WHAT YOU ARE ASKED TO DO:
Copy each line that holds "cases".

EXERCISE DATA:
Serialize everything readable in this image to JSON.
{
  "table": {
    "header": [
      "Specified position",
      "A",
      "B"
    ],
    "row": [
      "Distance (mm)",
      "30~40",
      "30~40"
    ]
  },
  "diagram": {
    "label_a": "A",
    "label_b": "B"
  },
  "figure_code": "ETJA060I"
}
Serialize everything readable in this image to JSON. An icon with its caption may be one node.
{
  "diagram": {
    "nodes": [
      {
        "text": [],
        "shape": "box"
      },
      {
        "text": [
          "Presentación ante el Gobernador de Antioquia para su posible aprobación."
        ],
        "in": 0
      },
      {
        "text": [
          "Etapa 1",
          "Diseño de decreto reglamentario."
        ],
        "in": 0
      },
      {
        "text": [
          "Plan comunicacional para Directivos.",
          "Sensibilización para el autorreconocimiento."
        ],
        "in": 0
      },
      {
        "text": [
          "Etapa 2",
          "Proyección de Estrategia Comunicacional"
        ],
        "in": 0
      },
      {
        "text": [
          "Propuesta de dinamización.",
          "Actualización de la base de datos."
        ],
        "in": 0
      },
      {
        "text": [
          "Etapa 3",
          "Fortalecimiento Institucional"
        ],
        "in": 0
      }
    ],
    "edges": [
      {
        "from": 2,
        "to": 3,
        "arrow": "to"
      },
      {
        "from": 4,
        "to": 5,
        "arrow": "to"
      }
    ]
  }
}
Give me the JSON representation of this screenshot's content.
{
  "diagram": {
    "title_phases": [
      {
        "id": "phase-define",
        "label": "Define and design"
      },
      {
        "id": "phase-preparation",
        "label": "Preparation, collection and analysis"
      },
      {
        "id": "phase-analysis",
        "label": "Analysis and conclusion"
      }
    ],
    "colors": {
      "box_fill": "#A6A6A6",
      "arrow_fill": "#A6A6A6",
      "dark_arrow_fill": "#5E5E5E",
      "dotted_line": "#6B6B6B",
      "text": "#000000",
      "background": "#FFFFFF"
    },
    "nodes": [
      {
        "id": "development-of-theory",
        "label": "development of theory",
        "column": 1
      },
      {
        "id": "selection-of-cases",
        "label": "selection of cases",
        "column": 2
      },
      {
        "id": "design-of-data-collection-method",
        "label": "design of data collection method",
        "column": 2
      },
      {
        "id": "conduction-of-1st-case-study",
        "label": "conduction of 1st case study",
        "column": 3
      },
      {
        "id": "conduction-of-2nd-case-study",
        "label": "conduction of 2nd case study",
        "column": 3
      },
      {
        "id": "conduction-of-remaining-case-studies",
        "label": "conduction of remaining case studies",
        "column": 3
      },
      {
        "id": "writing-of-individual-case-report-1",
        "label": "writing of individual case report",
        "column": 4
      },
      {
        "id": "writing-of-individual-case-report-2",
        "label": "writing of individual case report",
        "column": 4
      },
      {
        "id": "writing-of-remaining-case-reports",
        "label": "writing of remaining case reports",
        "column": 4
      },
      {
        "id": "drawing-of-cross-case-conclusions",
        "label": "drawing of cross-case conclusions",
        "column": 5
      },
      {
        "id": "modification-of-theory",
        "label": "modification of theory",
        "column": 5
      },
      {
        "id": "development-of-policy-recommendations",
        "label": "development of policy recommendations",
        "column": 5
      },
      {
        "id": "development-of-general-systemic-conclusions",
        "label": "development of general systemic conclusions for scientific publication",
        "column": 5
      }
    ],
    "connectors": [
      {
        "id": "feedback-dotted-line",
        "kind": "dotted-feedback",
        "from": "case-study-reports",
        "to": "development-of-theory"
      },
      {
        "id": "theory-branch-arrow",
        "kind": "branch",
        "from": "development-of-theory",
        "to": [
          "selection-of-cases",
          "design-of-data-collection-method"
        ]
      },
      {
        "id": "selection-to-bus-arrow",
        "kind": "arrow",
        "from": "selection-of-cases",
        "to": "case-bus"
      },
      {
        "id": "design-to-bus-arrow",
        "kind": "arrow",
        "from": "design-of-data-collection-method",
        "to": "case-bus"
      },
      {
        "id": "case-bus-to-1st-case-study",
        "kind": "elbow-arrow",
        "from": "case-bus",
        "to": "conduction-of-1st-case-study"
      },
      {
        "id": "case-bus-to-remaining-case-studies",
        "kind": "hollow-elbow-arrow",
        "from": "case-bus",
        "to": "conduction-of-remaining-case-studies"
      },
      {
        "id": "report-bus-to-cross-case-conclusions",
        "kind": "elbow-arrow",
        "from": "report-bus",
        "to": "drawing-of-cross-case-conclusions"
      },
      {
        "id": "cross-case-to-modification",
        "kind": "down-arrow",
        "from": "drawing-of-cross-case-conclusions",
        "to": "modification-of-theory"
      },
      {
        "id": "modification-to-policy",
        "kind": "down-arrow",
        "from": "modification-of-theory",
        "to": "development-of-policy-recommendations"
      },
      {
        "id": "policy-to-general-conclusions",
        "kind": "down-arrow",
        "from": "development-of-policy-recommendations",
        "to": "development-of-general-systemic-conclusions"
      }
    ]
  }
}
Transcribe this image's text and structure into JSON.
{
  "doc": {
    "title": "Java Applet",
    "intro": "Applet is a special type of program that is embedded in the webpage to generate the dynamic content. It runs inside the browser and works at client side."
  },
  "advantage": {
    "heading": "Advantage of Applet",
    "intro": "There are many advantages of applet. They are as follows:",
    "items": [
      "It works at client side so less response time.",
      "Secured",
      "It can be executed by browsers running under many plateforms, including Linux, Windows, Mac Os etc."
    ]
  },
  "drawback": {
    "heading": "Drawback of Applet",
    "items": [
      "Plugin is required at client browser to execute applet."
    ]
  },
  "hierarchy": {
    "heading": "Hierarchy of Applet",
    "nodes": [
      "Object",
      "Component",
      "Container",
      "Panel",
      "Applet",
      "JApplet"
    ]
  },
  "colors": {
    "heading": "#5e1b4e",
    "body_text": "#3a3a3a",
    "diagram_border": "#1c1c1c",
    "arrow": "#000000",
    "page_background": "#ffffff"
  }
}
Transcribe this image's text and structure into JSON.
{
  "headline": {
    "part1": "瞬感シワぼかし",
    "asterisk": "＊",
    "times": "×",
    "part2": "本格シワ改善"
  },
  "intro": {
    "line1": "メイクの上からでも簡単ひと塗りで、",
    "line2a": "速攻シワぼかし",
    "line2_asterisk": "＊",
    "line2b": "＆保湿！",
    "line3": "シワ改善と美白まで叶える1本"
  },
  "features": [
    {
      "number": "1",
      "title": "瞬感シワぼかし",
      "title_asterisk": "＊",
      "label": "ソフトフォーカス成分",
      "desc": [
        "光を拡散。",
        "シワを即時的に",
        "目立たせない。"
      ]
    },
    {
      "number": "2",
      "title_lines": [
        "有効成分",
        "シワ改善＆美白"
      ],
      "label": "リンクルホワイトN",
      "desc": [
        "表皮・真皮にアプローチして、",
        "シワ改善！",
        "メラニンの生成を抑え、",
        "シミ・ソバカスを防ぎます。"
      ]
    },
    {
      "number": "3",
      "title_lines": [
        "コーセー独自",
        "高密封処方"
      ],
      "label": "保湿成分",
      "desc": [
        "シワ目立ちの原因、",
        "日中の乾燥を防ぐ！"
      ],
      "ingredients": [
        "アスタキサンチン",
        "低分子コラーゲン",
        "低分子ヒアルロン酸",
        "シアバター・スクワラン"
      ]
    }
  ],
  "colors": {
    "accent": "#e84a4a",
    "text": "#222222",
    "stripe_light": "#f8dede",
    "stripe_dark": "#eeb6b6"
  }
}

CORRECT OUTPUT:
        "id": "selection-of-cases",
        "label": "selection of cases",
          "selection-of-cases",
        "from": "selection-of-cases",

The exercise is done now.